## BEGIN

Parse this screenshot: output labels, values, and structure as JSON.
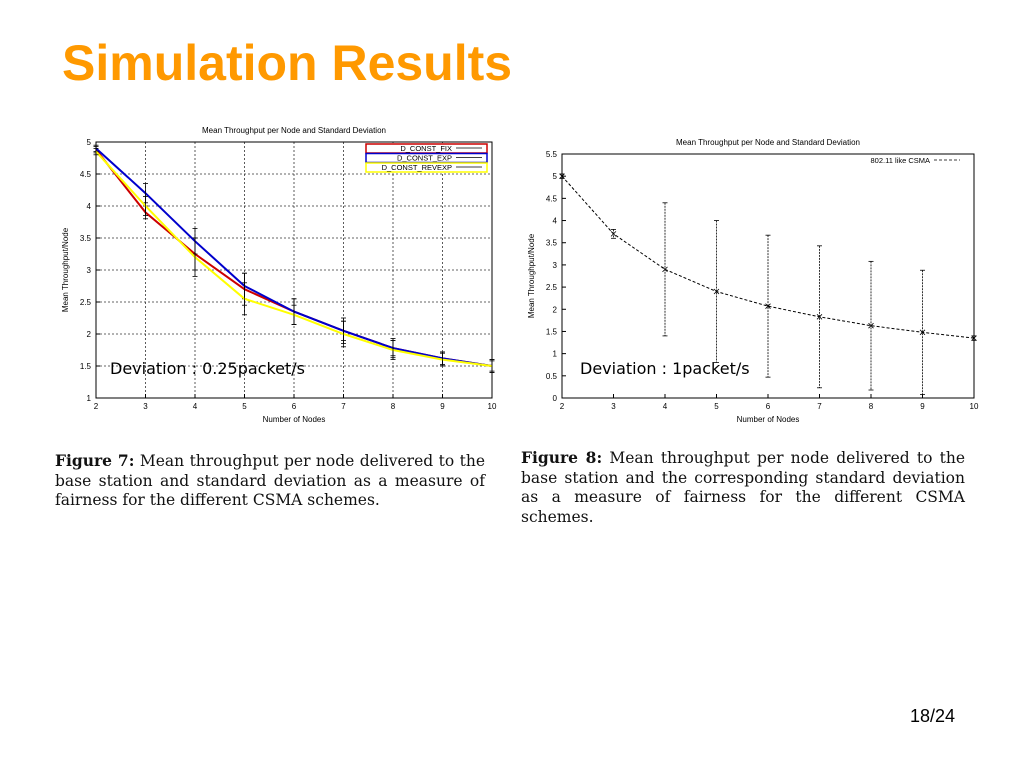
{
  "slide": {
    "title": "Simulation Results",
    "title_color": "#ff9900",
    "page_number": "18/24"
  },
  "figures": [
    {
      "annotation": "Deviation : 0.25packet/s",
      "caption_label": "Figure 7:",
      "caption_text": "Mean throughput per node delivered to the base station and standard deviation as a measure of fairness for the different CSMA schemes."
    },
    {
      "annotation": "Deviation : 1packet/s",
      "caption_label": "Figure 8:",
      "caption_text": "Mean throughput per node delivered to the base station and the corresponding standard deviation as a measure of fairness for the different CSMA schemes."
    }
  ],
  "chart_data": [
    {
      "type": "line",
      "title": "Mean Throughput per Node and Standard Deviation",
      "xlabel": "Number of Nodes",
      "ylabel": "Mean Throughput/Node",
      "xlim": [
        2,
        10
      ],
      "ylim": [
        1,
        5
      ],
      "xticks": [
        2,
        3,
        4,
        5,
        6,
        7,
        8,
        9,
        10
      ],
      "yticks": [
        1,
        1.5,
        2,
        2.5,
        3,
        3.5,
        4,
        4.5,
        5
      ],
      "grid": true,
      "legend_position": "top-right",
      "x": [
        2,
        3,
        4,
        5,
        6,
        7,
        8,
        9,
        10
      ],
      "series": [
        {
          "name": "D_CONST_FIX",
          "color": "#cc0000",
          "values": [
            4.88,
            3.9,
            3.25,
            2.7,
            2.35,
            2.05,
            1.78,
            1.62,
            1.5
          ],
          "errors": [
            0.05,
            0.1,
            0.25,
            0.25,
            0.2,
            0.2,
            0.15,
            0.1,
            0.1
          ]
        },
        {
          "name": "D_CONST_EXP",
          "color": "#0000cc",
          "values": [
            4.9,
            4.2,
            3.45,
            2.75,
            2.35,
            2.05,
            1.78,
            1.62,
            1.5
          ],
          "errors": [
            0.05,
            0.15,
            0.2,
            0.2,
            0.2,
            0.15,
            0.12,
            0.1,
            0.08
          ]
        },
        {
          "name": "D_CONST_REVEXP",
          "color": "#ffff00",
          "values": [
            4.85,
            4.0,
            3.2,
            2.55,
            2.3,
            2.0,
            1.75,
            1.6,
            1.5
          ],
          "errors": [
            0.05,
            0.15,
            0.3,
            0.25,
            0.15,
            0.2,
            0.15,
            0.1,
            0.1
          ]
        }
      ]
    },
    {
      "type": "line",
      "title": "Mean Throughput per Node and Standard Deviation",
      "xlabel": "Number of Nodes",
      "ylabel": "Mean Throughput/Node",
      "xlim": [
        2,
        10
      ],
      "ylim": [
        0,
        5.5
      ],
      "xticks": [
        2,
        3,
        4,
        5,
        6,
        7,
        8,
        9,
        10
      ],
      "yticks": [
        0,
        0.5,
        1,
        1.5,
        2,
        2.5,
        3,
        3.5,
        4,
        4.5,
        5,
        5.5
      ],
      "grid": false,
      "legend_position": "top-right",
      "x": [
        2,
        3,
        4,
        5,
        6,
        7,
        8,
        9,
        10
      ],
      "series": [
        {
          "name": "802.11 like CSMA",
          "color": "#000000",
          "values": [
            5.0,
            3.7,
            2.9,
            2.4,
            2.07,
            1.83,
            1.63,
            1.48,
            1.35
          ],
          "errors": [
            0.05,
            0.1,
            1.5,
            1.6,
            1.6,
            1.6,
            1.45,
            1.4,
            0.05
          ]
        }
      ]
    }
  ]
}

## END

Omitting all images, retype each line of the records precisely.

Parse this screenshot: output labels, values, and structure as JSON.
{
  "slide": {
    "title": "Simulation Results",
    "title_color": "#ff9900",
    "page_number": "18/24"
  },
  "figures": [
    {
      "annotation": "Deviation : 0.25packet/s",
      "caption_label": "Figure 7:",
      "caption_text": "Mean throughput per node delivered to the base station and standard deviation as a measure of fairness for the different CSMA schemes."
    },
    {
      "annotation": "Deviation : 1packet/s",
      "caption_label": "Figure 8:",
      "caption_text": "Mean throughput per node delivered to the base station and the corresponding standard deviation as a measure of fairness for the different CSMA schemes."
    }
  ],
  "chart_data": [
    {
      "type": "line",
      "title": "Mean Throughput per Node and Standard Deviation",
      "xlabel": "Number of Nodes",
      "ylabel": "Mean Throughput/Node",
      "xlim": [
        2,
        10
      ],
      "ylim": [
        1,
        5
      ],
      "xticks": [
        2,
        3,
        4,
        5,
        6,
        7,
        8,
        9,
        10
      ],
      "yticks": [
        1,
        1.5,
        2,
        2.5,
        3,
        3.5,
        4,
        4.5,
        5
      ],
      "grid": true,
      "legend_position": "top-right",
      "x": [
        2,
        3,
        4,
        5,
        6,
        7,
        8,
        9,
        10
      ],
      "series": [
        {
          "name": "D_CONST_FIX",
          "color": "#cc0000",
          "values": [
            4.88,
            3.9,
            3.25,
            2.7,
            2.35,
            2.05,
            1.78,
            1.62,
            1.5
          ],
          "errors": [
            0.05,
            0.1,
            0.25,
            0.25,
            0.2,
            0.2,
            0.15,
            0.1,
            0.1
          ]
        },
        {
          "name": "D_CONST_EXP",
          "color": "#0000cc",
          "values": [
            4.9,
            4.2,
            3.45,
            2.75,
            2.35,
            2.05,
            1.78,
            1.62,
            1.5
          ],
          "errors": [
            0.05,
            0.15,
            0.2,
            0.2,
            0.2,
            0.15,
            0.12,
            0.1,
            0.08
          ]
        },
        {
          "name": "D_CONST_REVEXP",
          "color": "#ffff00",
          "values": [
            4.85,
            4.0,
            3.2,
            2.55,
            2.3,
            2.0,
            1.75,
            1.6,
            1.5
          ],
          "errors": [
            0.05,
            0.15,
            0.3,
            0.25,
            0.15,
            0.2,
            0.15,
            0.1,
            0.1
          ]
        }
      ]
    },
    {
      "type": "line",
      "title": "Mean Throughput per Node and Standard Deviation",
      "xlabel": "Number of Nodes",
      "ylabel": "Mean Throughput/Node",
      "xlim": [
        2,
        10
      ],
      "ylim": [
        0,
        5.5
      ],
      "xticks": [
        2,
        3,
        4,
        5,
        6,
        7,
        8,
        9,
        10
      ],
      "yticks": [
        0,
        0.5,
        1,
        1.5,
        2,
        2.5,
        3,
        3.5,
        4,
        4.5,
        5,
        5.5
      ],
      "grid": false,
      "legend_position": "top-right",
      "x": [
        2,
        3,
        4,
        5,
        6,
        7,
        8,
        9,
        10
      ],
      "series": [
        {
          "name": "802.11 like CSMA",
          "color": "#000000",
          "values": [
            5.0,
            3.7,
            2.9,
            2.4,
            2.07,
            1.83,
            1.63,
            1.48,
            1.35
          ],
          "errors": [
            0.05,
            0.1,
            1.5,
            1.6,
            1.6,
            1.6,
            1.45,
            1.4,
            0.05
          ]
        }
      ]
    }
  ]
}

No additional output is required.